◆ **Task to complete**:
Please copy the stretch of the text on meniscal tears from "The meniscus plays" through "ligament tear (ACL).", changing "biomechanics" to "mechanics".

Substantive molecular and histological changes within the meniscus with tears.

BACKGROUND

The meniscus plays a vital role in the normal biomechanics of the knee. However, it is not well studied at the molecular level. The purpose of this study was to determine whether molecular and pathological changes in the meniscal tissue vary depending on the presence or absence of meniscal and/or anterior cruciate ligament tear (ACL).

METHODS

Six normal menisci (group A), seven simple torn menisci (group B) and seven torn menisci with concomitant anterior cruciate ligament tears (group C) were collected. We observed the pathological changes in the menisci and used real-time polymerase chain reaction along with immunohistochemistry and in situ hybridisation to examine the levels of ACAN, ADAMTS5, COL10A1, CEBPβ, MMP13 and miR-381-3p, miR-455-3p, miR-193b-3p, miR-92a-3p, respectively. Patients were scored preoperatively and postoperatively using the Lysholm Knee Scoring Scale and International Knee Documentation Committee Subjective Knee Evaluation Form.

RESULTS

Compared with group A, the expression levels of ADAMTS5, COL10A1, CEBPβ, and MMP13 and all the miRNAs were increased while ACAN was down-regulated in groups B and C. Additionally, the gene expression and miRNA levels were higher in group C than that in group B, except for ACAN, which was lower. Several fibrochondrocytes strongly expressed ADAMTS5, CEBPβ, and MMP13 in groups B and C and had high levels of miR-381-3p and miR-455-3p than that in group A. Postoperative Lysholm and IKDC scores were higher in group B than in group C.

CONCLUSIONS

Our findings suggest that the meniscus tended to degenerate after it was injured, especially when combined with a torn ACL. The miRNAs investigated in this study might also contribute to meniscus degeneration. Patients with a combined injury patterns might have relatively worse joint function.

◆ **Dataset records**:

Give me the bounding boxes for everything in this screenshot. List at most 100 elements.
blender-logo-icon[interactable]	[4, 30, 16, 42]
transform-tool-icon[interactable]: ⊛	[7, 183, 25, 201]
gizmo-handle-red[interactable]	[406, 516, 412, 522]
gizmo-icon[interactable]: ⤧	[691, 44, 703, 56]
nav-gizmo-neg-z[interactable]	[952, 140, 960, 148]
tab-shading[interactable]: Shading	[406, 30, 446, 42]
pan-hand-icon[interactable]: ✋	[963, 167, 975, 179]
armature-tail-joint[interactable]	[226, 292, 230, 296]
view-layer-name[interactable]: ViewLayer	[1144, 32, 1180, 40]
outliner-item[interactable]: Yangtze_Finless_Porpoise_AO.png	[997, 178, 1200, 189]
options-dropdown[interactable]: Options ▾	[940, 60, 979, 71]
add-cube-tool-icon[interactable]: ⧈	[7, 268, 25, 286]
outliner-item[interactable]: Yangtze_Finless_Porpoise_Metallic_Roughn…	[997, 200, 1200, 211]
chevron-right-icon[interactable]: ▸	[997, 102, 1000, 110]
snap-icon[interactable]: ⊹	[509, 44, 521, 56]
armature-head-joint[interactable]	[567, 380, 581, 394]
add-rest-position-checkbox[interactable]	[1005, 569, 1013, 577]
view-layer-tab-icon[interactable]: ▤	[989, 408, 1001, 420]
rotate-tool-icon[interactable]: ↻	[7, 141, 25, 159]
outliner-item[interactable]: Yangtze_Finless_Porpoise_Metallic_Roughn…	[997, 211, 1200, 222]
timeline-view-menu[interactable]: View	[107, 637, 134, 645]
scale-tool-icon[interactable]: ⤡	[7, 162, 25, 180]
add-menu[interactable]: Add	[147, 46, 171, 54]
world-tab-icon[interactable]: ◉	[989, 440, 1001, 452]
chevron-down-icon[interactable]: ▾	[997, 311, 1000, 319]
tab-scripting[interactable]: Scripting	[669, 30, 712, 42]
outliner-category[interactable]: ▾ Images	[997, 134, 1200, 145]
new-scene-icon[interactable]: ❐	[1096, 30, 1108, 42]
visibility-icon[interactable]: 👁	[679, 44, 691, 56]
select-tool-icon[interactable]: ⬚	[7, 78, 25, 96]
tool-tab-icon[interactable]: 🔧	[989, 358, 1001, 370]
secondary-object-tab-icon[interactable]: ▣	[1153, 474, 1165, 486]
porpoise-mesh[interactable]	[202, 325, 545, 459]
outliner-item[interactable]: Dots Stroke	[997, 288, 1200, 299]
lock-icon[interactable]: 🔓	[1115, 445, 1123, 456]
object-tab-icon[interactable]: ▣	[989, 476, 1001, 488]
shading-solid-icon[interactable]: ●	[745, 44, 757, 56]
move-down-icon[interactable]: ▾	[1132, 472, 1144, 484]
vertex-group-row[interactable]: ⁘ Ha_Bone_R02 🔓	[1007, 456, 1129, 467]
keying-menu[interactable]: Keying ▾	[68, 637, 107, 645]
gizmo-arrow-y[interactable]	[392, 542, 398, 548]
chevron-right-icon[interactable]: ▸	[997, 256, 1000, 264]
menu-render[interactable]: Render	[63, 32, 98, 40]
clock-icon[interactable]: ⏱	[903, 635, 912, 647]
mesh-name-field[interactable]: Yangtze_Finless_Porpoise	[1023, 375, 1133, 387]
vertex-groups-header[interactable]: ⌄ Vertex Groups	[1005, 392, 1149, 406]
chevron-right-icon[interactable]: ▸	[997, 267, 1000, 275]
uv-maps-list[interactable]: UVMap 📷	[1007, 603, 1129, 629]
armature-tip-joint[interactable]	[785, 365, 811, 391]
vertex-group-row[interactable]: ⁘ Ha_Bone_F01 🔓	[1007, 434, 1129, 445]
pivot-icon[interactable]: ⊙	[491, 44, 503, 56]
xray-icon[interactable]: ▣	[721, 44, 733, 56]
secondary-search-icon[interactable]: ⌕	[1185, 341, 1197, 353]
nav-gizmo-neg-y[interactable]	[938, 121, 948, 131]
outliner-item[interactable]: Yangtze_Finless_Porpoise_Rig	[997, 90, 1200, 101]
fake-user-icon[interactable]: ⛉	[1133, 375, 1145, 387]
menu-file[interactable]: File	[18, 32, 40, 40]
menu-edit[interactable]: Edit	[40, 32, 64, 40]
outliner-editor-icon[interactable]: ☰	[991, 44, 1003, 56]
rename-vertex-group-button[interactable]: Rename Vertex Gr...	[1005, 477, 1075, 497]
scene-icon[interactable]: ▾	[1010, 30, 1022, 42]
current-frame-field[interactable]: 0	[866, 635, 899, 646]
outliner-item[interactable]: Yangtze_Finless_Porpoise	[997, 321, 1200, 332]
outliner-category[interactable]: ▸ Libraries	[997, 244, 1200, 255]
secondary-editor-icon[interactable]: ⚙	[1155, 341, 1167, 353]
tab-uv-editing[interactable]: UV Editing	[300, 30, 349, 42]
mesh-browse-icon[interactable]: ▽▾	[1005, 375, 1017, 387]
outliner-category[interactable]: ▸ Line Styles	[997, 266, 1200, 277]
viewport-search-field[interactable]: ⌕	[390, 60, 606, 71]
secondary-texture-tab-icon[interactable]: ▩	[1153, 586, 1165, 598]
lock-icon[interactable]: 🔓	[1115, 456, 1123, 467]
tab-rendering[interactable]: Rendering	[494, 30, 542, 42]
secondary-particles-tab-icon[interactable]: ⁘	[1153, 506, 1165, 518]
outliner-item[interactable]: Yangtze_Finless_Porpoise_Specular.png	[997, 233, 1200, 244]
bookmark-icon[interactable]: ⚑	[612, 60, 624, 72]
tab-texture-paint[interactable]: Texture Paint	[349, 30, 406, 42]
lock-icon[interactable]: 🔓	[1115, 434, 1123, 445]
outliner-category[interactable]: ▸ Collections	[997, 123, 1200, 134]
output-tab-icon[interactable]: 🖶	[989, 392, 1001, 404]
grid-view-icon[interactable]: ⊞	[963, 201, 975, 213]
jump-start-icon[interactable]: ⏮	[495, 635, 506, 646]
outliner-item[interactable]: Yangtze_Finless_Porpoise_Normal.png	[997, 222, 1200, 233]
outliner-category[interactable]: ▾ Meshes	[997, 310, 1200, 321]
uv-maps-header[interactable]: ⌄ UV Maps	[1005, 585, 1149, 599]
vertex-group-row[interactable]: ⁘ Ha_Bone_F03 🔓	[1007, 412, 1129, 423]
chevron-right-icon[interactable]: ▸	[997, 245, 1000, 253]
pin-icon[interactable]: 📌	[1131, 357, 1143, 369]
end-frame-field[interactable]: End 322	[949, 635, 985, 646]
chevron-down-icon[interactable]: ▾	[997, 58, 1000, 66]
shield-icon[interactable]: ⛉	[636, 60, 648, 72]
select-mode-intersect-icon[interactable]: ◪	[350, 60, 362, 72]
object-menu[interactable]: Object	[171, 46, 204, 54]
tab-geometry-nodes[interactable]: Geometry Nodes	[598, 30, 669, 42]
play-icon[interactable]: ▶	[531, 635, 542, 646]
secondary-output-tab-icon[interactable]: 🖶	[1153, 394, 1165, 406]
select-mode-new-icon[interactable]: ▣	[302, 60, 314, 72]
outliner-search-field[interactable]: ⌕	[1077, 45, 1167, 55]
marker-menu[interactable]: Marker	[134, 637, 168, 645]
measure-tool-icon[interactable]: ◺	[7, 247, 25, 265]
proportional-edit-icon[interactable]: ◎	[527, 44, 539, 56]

◆ **Answer for this exercise**:
The meniscus plays a vital role in the normal mechanics of the knee. However, it is not well studied at the molecular level. The purpose of this study was to determine whether molecular and pathological changes in the meniscal tissue vary depending on the presence or absence of meniscal and/or anterior cruciate ligament tear (ACL).